[PROVIDED INFORMATION start]

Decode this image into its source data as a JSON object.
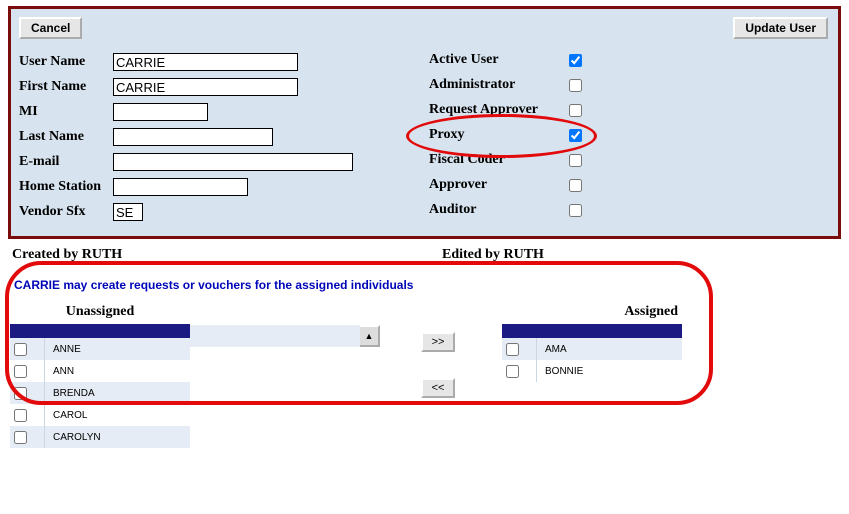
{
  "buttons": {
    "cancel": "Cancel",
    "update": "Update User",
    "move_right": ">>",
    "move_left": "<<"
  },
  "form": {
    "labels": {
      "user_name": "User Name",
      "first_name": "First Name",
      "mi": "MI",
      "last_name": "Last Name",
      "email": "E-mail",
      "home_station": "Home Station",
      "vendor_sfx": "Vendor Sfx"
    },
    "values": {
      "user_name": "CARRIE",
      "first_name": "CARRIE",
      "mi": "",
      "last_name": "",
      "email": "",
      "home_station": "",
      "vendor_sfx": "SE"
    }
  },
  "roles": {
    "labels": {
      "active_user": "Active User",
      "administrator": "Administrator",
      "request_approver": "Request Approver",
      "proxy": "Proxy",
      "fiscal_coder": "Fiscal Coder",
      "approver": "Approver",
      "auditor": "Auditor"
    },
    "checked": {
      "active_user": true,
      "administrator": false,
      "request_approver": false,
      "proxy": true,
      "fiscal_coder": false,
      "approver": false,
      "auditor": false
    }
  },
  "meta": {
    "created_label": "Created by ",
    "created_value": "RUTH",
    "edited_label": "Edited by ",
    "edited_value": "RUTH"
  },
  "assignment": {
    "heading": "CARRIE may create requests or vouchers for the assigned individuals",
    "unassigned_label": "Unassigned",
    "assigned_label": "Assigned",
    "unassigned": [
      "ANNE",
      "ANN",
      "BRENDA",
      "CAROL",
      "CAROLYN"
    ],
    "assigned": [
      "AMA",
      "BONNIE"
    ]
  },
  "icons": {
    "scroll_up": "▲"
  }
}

[PROVIDED INFORMATION end]
[PROVIDED INFORMATION start]

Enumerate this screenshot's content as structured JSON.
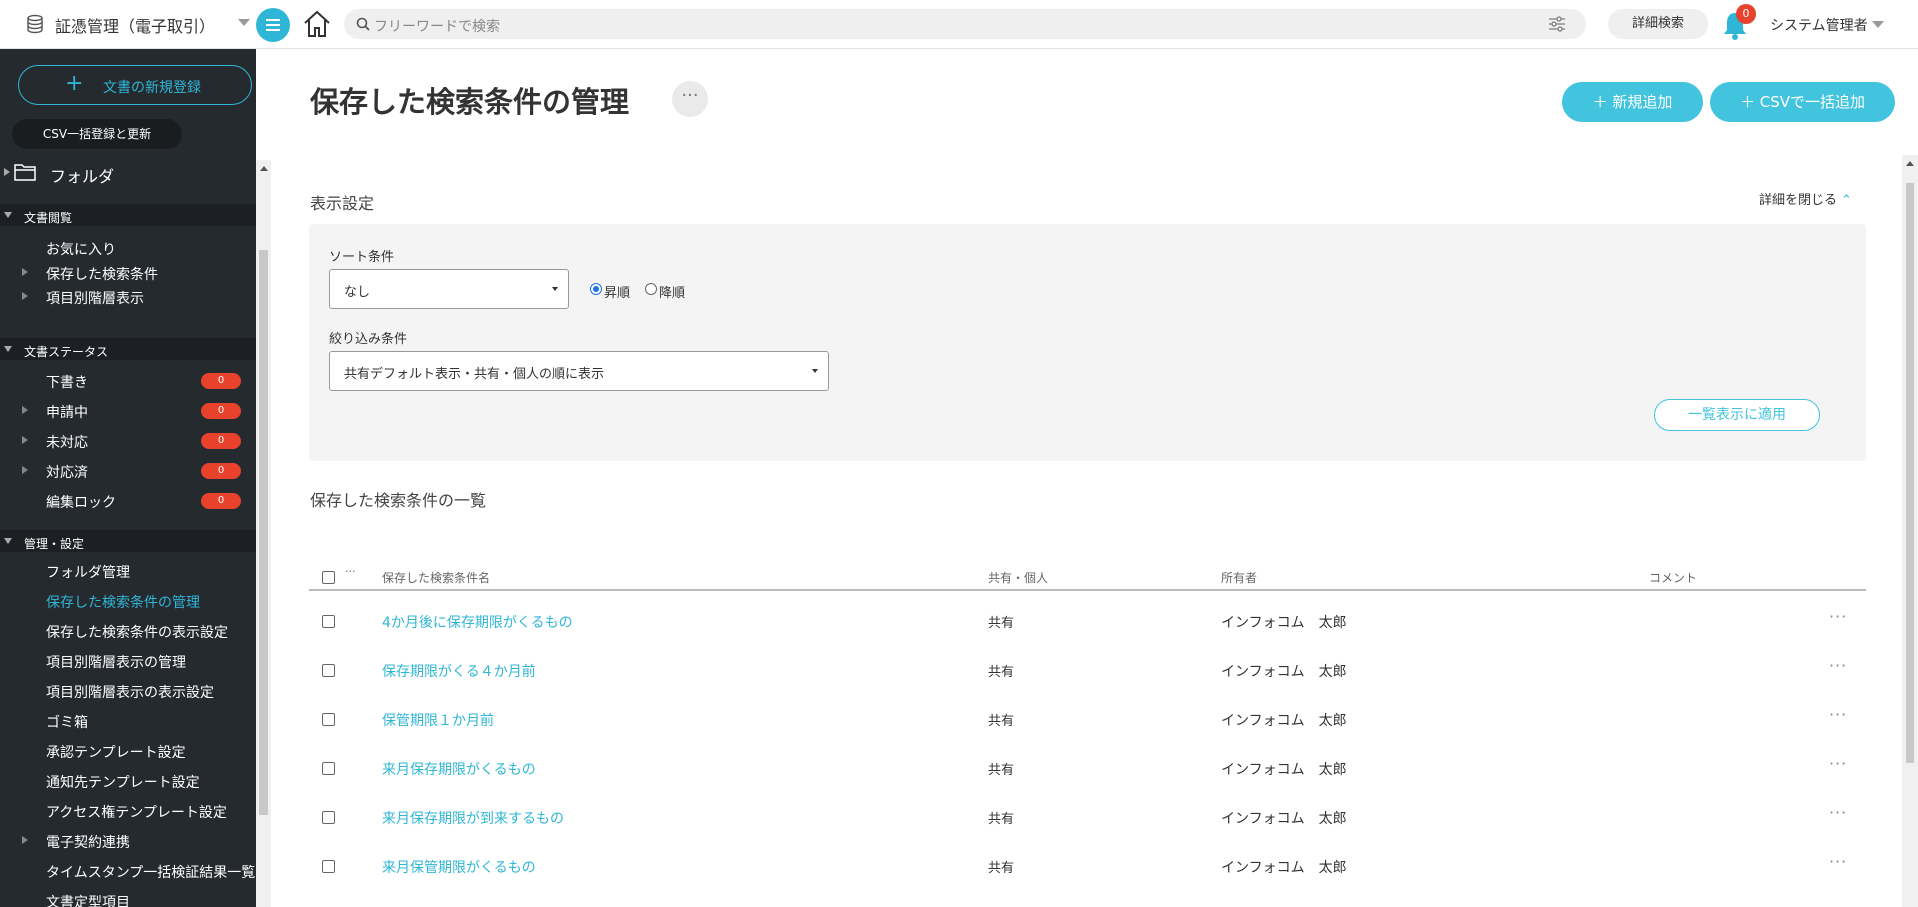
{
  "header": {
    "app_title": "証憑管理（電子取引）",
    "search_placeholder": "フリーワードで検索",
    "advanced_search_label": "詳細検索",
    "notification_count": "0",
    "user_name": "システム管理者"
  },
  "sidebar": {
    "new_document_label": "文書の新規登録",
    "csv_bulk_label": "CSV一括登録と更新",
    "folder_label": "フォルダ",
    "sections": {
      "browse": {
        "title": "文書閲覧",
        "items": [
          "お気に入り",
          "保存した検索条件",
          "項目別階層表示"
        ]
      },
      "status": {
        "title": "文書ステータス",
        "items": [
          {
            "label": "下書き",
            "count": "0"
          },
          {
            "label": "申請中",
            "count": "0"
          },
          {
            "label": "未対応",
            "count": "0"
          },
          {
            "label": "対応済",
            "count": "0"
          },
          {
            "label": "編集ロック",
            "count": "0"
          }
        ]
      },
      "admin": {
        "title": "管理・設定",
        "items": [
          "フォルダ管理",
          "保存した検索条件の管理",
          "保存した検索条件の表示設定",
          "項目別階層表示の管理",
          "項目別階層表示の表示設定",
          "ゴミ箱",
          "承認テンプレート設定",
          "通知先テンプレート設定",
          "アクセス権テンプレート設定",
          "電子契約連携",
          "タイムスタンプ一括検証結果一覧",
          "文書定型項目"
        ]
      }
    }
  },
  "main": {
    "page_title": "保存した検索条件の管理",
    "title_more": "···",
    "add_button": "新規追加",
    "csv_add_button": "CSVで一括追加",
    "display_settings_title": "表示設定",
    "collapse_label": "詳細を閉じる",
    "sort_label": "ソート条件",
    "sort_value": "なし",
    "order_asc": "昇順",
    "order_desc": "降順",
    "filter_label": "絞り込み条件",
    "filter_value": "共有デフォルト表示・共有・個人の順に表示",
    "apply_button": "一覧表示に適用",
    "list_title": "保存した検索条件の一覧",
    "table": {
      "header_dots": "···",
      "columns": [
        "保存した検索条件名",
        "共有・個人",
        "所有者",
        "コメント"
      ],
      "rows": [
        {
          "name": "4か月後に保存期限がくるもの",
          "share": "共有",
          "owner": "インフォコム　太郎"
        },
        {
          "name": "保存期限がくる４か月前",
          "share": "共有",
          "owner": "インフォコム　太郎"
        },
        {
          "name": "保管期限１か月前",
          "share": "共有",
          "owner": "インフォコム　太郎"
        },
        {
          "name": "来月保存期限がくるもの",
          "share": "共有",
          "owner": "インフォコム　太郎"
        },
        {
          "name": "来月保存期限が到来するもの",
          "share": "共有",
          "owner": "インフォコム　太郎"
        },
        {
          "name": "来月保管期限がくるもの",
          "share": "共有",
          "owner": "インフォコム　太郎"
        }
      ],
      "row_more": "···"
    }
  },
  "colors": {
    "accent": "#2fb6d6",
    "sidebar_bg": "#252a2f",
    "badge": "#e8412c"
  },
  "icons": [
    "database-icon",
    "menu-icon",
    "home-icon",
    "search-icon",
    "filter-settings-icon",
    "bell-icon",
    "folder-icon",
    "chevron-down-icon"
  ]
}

[PROVIDED INFORMATION end]

_SET TASK_
Identify each line in the entries with the word "RUTH" and copy it.

_RESPONSE TO THE TASK_
    "created_value": "RUTH",
    "edited_value": "RUTH"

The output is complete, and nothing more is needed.